_TASK DATA:_
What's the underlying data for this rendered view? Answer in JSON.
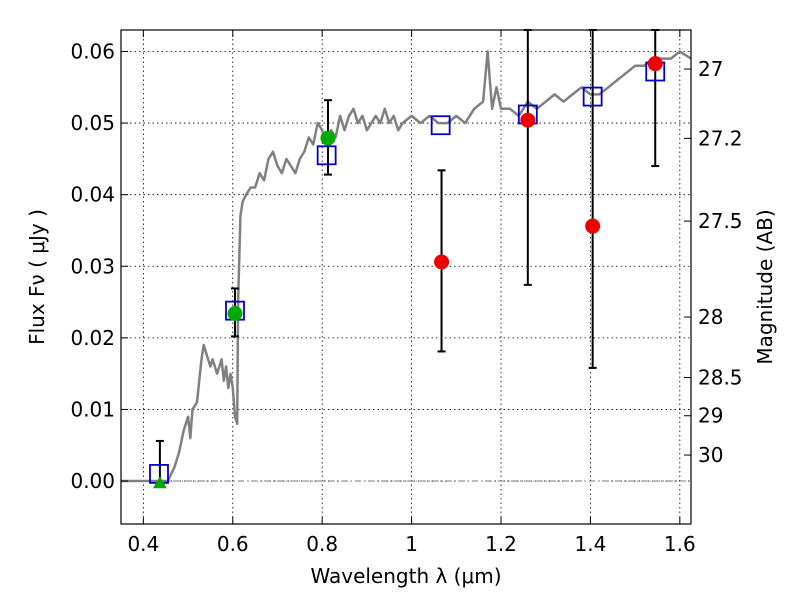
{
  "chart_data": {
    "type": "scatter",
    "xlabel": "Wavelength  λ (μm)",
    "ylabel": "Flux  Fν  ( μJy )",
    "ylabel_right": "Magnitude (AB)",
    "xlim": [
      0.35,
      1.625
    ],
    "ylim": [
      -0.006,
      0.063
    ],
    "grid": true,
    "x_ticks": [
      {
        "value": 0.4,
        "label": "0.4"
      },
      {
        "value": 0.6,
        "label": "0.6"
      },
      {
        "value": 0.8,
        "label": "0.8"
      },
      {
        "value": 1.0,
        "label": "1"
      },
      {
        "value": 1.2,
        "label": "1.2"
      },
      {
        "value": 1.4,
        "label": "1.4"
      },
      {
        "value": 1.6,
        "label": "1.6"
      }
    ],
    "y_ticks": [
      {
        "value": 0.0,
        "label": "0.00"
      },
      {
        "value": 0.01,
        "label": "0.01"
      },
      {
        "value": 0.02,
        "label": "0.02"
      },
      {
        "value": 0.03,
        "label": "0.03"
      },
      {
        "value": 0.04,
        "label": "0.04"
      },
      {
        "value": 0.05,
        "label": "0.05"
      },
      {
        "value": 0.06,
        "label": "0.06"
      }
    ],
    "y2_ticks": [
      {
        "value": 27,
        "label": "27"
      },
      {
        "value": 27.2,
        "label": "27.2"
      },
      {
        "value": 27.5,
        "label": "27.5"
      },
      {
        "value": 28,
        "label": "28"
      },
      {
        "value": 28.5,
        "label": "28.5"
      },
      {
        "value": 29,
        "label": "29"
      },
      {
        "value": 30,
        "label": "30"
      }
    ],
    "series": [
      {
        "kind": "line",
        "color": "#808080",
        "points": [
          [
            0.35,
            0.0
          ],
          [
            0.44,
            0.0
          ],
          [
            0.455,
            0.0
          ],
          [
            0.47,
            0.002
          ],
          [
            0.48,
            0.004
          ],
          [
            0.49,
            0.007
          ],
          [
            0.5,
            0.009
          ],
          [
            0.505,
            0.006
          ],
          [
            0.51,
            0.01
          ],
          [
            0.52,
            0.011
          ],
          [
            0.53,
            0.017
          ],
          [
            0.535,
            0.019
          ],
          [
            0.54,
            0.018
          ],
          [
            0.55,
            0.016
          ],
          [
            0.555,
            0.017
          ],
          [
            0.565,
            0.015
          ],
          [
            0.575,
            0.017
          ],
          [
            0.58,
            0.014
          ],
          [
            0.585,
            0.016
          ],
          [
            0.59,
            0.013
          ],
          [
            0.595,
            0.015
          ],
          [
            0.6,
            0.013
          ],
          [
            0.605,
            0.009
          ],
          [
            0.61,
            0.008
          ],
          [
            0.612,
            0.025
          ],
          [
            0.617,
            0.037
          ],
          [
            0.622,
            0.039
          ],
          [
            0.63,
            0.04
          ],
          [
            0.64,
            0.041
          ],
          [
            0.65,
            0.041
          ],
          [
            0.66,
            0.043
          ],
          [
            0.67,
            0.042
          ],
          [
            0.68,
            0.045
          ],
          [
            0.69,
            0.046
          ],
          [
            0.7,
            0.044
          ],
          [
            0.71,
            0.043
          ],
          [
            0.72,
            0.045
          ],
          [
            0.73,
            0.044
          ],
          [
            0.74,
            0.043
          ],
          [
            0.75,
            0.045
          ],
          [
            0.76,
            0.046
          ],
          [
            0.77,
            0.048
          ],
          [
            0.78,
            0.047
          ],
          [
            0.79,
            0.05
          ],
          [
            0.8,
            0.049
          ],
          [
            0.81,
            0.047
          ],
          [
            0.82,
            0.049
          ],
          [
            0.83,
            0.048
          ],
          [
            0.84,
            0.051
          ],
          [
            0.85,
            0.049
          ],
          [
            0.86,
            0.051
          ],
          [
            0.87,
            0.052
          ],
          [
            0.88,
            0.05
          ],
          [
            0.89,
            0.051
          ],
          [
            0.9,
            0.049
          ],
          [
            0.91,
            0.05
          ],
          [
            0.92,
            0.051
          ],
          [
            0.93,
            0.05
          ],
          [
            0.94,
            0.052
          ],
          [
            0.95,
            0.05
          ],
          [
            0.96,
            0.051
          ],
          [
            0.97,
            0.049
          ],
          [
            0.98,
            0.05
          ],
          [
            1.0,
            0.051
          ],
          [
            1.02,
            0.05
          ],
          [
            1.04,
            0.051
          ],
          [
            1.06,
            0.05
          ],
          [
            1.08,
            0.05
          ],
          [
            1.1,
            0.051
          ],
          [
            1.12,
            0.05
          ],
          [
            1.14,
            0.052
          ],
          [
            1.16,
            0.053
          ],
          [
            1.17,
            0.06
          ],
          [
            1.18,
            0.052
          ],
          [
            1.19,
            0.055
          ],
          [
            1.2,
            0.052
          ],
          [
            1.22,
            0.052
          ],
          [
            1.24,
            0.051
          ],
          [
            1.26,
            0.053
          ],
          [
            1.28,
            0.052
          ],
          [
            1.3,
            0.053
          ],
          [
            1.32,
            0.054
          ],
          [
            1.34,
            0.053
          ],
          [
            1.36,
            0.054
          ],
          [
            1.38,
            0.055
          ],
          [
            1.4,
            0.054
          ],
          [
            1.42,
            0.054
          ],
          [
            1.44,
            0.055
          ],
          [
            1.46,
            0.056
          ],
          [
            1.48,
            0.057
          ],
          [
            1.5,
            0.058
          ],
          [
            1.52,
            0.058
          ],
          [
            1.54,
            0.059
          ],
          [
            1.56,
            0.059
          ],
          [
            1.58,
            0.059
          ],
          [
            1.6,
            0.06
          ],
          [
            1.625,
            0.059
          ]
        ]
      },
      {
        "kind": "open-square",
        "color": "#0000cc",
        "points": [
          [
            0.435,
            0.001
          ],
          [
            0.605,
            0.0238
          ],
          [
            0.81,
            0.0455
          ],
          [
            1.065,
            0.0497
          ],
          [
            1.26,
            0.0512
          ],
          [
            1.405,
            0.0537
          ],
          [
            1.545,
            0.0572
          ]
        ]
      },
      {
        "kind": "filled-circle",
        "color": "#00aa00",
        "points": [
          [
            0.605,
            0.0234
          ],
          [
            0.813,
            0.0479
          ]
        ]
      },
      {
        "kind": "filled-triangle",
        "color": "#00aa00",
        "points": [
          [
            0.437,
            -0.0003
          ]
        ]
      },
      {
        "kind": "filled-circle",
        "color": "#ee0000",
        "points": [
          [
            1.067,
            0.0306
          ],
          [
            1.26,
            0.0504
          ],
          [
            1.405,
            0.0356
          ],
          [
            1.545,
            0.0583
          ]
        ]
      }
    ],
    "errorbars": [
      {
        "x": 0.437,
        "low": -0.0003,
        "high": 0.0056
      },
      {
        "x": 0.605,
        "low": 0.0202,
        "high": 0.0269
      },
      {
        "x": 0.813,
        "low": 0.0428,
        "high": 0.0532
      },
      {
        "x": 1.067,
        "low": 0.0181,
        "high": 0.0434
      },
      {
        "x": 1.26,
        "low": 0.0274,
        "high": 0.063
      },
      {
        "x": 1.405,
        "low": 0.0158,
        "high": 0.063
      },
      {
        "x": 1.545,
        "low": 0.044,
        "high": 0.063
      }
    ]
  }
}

_TASK DESCRIPTION:_ Pictures are not part of the copy; reproduce everything else in the records exactly.

_TASK RESULT:_
What's the underlying data for this rendered view? Answer in JSON.
{
  "chart_data": {
    "type": "scatter",
    "xlabel": "Wavelength  λ (μm)",
    "ylabel": "Flux  Fν  ( μJy )",
    "ylabel_right": "Magnitude (AB)",
    "xlim": [
      0.35,
      1.625
    ],
    "ylim": [
      -0.006,
      0.063
    ],
    "grid": true,
    "x_ticks": [
      {
        "value": 0.4,
        "label": "0.4"
      },
      {
        "value": 0.6,
        "label": "0.6"
      },
      {
        "value": 0.8,
        "label": "0.8"
      },
      {
        "value": 1.0,
        "label": "1"
      },
      {
        "value": 1.2,
        "label": "1.2"
      },
      {
        "value": 1.4,
        "label": "1.4"
      },
      {
        "value": 1.6,
        "label": "1.6"
      }
    ],
    "y_ticks": [
      {
        "value": 0.0,
        "label": "0.00"
      },
      {
        "value": 0.01,
        "label": "0.01"
      },
      {
        "value": 0.02,
        "label": "0.02"
      },
      {
        "value": 0.03,
        "label": "0.03"
      },
      {
        "value": 0.04,
        "label": "0.04"
      },
      {
        "value": 0.05,
        "label": "0.05"
      },
      {
        "value": 0.06,
        "label": "0.06"
      }
    ],
    "y2_ticks": [
      {
        "value": 27,
        "label": "27"
      },
      {
        "value": 27.2,
        "label": "27.2"
      },
      {
        "value": 27.5,
        "label": "27.5"
      },
      {
        "value": 28,
        "label": "28"
      },
      {
        "value": 28.5,
        "label": "28.5"
      },
      {
        "value": 29,
        "label": "29"
      },
      {
        "value": 30,
        "label": "30"
      }
    ],
    "series": [
      {
        "kind": "line",
        "color": "#808080",
        "points": [
          [
            0.35,
            0.0
          ],
          [
            0.44,
            0.0
          ],
          [
            0.455,
            0.0
          ],
          [
            0.47,
            0.002
          ],
          [
            0.48,
            0.004
          ],
          [
            0.49,
            0.007
          ],
          [
            0.5,
            0.009
          ],
          [
            0.505,
            0.006
          ],
          [
            0.51,
            0.01
          ],
          [
            0.52,
            0.011
          ],
          [
            0.53,
            0.017
          ],
          [
            0.535,
            0.019
          ],
          [
            0.54,
            0.018
          ],
          [
            0.55,
            0.016
          ],
          [
            0.555,
            0.017
          ],
          [
            0.565,
            0.015
          ],
          [
            0.575,
            0.017
          ],
          [
            0.58,
            0.014
          ],
          [
            0.585,
            0.016
          ],
          [
            0.59,
            0.013
          ],
          [
            0.595,
            0.015
          ],
          [
            0.6,
            0.013
          ],
          [
            0.605,
            0.009
          ],
          [
            0.61,
            0.008
          ],
          [
            0.612,
            0.025
          ],
          [
            0.617,
            0.037
          ],
          [
            0.622,
            0.039
          ],
          [
            0.63,
            0.04
          ],
          [
            0.64,
            0.041
          ],
          [
            0.65,
            0.041
          ],
          [
            0.66,
            0.043
          ],
          [
            0.67,
            0.042
          ],
          [
            0.68,
            0.045
          ],
          [
            0.69,
            0.046
          ],
          [
            0.7,
            0.044
          ],
          [
            0.71,
            0.043
          ],
          [
            0.72,
            0.045
          ],
          [
            0.73,
            0.044
          ],
          [
            0.74,
            0.043
          ],
          [
            0.75,
            0.045
          ],
          [
            0.76,
            0.046
          ],
          [
            0.77,
            0.048
          ],
          [
            0.78,
            0.047
          ],
          [
            0.79,
            0.05
          ],
          [
            0.8,
            0.049
          ],
          [
            0.81,
            0.047
          ],
          [
            0.82,
            0.049
          ],
          [
            0.83,
            0.048
          ],
          [
            0.84,
            0.051
          ],
          [
            0.85,
            0.049
          ],
          [
            0.86,
            0.051
          ],
          [
            0.87,
            0.052
          ],
          [
            0.88,
            0.05
          ],
          [
            0.89,
            0.051
          ],
          [
            0.9,
            0.049
          ],
          [
            0.91,
            0.05
          ],
          [
            0.92,
            0.051
          ],
          [
            0.93,
            0.05
          ],
          [
            0.94,
            0.052
          ],
          [
            0.95,
            0.05
          ],
          [
            0.96,
            0.051
          ],
          [
            0.97,
            0.049
          ],
          [
            0.98,
            0.05
          ],
          [
            1.0,
            0.051
          ],
          [
            1.02,
            0.05
          ],
          [
            1.04,
            0.051
          ],
          [
            1.06,
            0.05
          ],
          [
            1.08,
            0.05
          ],
          [
            1.1,
            0.051
          ],
          [
            1.12,
            0.05
          ],
          [
            1.14,
            0.052
          ],
          [
            1.16,
            0.053
          ],
          [
            1.17,
            0.06
          ],
          [
            1.18,
            0.052
          ],
          [
            1.19,
            0.055
          ],
          [
            1.2,
            0.052
          ],
          [
            1.22,
            0.052
          ],
          [
            1.24,
            0.051
          ],
          [
            1.26,
            0.053
          ],
          [
            1.28,
            0.052
          ],
          [
            1.3,
            0.053
          ],
          [
            1.32,
            0.054
          ],
          [
            1.34,
            0.053
          ],
          [
            1.36,
            0.054
          ],
          [
            1.38,
            0.055
          ],
          [
            1.4,
            0.054
          ],
          [
            1.42,
            0.054
          ],
          [
            1.44,
            0.055
          ],
          [
            1.46,
            0.056
          ],
          [
            1.48,
            0.057
          ],
          [
            1.5,
            0.058
          ],
          [
            1.52,
            0.058
          ],
          [
            1.54,
            0.059
          ],
          [
            1.56,
            0.059
          ],
          [
            1.58,
            0.059
          ],
          [
            1.6,
            0.06
          ],
          [
            1.625,
            0.059
          ]
        ]
      },
      {
        "kind": "open-square",
        "color": "#0000cc",
        "points": [
          [
            0.435,
            0.001
          ],
          [
            0.605,
            0.0238
          ],
          [
            0.81,
            0.0455
          ],
          [
            1.065,
            0.0497
          ],
          [
            1.26,
            0.0512
          ],
          [
            1.405,
            0.0537
          ],
          [
            1.545,
            0.0572
          ]
        ]
      },
      {
        "kind": "filled-circle",
        "color": "#00aa00",
        "points": [
          [
            0.605,
            0.0234
          ],
          [
            0.813,
            0.0479
          ]
        ]
      },
      {
        "kind": "filled-triangle",
        "color": "#00aa00",
        "points": [
          [
            0.437,
            -0.0003
          ]
        ]
      },
      {
        "kind": "filled-circle",
        "color": "#ee0000",
        "points": [
          [
            1.067,
            0.0306
          ],
          [
            1.26,
            0.0504
          ],
          [
            1.405,
            0.0356
          ],
          [
            1.545,
            0.0583
          ]
        ]
      }
    ],
    "errorbars": [
      {
        "x": 0.437,
        "low": -0.0003,
        "high": 0.0056
      },
      {
        "x": 0.605,
        "low": 0.0202,
        "high": 0.0269
      },
      {
        "x": 0.813,
        "low": 0.0428,
        "high": 0.0532
      },
      {
        "x": 1.067,
        "low": 0.0181,
        "high": 0.0434
      },
      {
        "x": 1.26,
        "low": 0.0274,
        "high": 0.063
      },
      {
        "x": 1.405,
        "low": 0.0158,
        "high": 0.063
      },
      {
        "x": 1.545,
        "low": 0.044,
        "high": 0.063
      }
    ]
  }
}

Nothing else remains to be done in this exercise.